▶ **Dataset records**

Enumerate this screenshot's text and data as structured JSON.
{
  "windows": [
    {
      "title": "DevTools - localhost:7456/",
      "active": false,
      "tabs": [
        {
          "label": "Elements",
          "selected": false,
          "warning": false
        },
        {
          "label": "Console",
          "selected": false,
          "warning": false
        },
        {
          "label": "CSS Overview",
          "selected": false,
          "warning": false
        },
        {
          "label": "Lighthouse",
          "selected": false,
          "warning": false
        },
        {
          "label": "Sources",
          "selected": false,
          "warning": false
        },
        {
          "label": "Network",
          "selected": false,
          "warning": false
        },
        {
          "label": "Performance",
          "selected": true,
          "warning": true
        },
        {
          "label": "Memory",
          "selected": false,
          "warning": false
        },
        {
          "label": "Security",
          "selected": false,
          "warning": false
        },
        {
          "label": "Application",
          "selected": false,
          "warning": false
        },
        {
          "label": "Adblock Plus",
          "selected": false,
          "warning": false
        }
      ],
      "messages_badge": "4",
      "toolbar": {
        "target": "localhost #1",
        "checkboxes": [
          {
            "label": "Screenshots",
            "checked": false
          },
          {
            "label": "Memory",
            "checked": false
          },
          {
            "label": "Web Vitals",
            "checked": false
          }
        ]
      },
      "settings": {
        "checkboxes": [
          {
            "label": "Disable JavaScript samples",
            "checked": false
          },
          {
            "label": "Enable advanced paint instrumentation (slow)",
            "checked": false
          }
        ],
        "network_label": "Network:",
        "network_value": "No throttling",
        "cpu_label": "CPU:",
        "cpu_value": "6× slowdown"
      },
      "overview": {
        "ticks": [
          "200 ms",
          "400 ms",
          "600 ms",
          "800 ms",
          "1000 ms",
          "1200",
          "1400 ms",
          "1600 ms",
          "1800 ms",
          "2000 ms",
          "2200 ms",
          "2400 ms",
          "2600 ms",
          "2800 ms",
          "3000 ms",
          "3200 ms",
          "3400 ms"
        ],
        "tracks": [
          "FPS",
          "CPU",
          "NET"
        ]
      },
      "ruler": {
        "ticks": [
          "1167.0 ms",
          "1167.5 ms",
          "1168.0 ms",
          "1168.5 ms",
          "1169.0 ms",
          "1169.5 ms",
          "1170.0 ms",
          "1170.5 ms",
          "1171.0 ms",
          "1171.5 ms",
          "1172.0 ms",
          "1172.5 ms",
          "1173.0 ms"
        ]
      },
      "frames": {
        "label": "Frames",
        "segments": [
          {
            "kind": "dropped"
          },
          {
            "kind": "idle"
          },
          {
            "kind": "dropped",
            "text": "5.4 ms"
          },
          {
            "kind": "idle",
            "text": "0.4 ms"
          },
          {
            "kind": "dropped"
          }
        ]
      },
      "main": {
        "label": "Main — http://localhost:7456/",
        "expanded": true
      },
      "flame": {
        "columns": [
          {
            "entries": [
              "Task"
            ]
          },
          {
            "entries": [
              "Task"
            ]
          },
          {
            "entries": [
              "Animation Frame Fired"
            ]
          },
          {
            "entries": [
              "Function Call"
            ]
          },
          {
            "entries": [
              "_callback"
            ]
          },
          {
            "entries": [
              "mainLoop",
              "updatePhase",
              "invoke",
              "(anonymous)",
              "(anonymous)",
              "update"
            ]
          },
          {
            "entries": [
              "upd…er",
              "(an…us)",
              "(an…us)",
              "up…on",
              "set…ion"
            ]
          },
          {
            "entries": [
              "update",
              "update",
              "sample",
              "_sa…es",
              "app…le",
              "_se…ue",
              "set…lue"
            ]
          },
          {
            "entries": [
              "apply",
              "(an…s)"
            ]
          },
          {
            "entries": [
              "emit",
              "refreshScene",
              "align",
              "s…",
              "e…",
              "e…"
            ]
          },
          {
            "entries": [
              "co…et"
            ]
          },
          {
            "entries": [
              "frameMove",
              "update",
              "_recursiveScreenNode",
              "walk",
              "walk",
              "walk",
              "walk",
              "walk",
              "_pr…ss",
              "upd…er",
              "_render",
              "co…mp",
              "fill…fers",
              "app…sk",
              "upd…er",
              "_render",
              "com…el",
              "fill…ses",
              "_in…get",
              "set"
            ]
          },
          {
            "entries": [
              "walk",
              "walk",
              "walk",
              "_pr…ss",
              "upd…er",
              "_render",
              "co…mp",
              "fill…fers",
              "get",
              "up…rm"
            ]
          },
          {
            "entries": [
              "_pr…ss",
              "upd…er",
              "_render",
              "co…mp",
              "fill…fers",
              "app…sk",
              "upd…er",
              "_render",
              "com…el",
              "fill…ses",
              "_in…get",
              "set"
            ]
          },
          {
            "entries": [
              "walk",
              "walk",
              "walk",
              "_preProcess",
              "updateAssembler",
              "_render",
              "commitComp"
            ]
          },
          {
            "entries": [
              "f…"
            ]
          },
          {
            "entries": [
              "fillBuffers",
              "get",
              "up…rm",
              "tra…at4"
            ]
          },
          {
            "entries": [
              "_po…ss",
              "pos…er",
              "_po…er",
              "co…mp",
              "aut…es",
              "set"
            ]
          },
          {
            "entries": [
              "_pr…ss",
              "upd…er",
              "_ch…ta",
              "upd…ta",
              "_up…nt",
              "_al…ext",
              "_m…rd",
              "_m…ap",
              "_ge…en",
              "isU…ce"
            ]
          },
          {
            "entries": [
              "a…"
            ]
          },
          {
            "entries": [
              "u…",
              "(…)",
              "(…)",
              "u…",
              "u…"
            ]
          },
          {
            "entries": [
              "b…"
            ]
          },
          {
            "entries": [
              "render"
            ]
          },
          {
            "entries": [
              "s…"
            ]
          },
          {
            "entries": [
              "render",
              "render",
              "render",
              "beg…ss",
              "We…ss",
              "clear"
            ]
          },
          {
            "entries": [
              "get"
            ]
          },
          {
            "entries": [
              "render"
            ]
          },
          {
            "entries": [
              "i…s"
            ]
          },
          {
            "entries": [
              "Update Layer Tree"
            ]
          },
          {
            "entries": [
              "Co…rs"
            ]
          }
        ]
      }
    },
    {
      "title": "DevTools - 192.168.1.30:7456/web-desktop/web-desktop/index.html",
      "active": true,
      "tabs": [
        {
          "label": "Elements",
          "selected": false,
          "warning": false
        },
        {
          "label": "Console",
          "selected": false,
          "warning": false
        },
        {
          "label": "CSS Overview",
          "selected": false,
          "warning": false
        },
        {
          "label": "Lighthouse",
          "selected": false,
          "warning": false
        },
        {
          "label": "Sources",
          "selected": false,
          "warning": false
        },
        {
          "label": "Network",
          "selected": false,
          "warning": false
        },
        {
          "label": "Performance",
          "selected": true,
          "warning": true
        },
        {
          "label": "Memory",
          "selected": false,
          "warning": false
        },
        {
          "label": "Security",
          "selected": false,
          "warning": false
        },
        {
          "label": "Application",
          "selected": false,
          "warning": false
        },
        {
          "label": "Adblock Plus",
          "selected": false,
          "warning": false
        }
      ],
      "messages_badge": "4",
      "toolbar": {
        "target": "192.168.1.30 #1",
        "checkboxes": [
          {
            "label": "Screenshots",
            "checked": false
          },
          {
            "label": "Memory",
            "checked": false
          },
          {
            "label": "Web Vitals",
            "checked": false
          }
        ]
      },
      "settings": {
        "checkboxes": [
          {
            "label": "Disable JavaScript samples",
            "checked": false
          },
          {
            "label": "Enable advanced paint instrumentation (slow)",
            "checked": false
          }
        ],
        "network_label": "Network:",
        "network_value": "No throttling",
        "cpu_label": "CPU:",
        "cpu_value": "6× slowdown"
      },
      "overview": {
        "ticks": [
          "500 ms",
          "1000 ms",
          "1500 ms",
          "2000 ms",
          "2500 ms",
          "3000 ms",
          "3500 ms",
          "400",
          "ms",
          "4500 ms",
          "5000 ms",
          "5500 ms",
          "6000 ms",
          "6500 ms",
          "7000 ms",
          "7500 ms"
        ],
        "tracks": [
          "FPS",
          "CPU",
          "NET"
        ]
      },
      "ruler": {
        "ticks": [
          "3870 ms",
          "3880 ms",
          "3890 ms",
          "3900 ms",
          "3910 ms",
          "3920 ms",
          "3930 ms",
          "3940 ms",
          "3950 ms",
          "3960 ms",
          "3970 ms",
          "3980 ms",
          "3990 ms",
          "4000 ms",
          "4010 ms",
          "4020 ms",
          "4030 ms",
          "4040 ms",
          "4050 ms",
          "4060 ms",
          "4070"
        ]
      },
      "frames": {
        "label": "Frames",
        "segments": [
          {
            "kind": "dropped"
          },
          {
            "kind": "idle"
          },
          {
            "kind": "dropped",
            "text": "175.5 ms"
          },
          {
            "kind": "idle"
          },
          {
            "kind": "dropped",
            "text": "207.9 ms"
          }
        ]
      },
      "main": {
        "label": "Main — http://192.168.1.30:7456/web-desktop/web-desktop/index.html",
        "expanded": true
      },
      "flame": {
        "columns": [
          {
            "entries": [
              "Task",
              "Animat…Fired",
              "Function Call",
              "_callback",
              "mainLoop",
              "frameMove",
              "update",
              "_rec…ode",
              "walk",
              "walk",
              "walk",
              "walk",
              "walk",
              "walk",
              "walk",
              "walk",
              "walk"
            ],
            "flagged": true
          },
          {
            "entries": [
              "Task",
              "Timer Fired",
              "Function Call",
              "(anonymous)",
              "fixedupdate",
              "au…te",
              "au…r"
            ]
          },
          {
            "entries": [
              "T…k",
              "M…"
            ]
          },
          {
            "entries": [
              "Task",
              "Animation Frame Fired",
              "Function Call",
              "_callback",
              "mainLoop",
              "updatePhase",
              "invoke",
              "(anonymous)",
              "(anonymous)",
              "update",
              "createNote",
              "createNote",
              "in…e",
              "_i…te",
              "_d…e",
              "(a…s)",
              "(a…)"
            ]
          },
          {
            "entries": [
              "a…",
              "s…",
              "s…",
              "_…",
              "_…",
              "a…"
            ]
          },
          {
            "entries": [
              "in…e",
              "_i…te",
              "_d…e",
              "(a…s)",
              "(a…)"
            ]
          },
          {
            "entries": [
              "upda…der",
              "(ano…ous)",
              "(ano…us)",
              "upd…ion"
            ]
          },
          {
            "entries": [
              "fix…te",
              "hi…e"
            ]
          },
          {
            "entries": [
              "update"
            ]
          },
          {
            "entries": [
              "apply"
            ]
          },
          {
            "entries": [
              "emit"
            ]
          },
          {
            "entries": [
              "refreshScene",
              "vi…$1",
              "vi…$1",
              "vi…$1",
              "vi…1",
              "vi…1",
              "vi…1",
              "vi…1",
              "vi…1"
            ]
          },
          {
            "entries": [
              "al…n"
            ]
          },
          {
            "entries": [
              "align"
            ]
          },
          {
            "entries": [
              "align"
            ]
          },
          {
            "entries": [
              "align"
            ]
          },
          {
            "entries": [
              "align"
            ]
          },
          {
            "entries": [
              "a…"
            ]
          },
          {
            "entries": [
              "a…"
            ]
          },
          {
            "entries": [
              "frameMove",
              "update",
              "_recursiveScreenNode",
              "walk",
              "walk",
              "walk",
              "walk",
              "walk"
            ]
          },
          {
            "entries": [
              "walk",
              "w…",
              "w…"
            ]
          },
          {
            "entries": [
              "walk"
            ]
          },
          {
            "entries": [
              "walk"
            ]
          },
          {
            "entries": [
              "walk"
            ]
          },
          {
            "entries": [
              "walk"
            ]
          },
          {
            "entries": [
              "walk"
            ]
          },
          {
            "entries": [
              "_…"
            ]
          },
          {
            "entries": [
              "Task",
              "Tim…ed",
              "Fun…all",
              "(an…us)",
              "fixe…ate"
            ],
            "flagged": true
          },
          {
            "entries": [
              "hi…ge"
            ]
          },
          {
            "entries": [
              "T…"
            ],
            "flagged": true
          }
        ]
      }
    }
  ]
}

▶ **REQUEST**
Find the word "Animation" in the data and show each line that holds it.

▶ **RESULT**
              "Animation Frame Fired"
              "Animation Frame Fired",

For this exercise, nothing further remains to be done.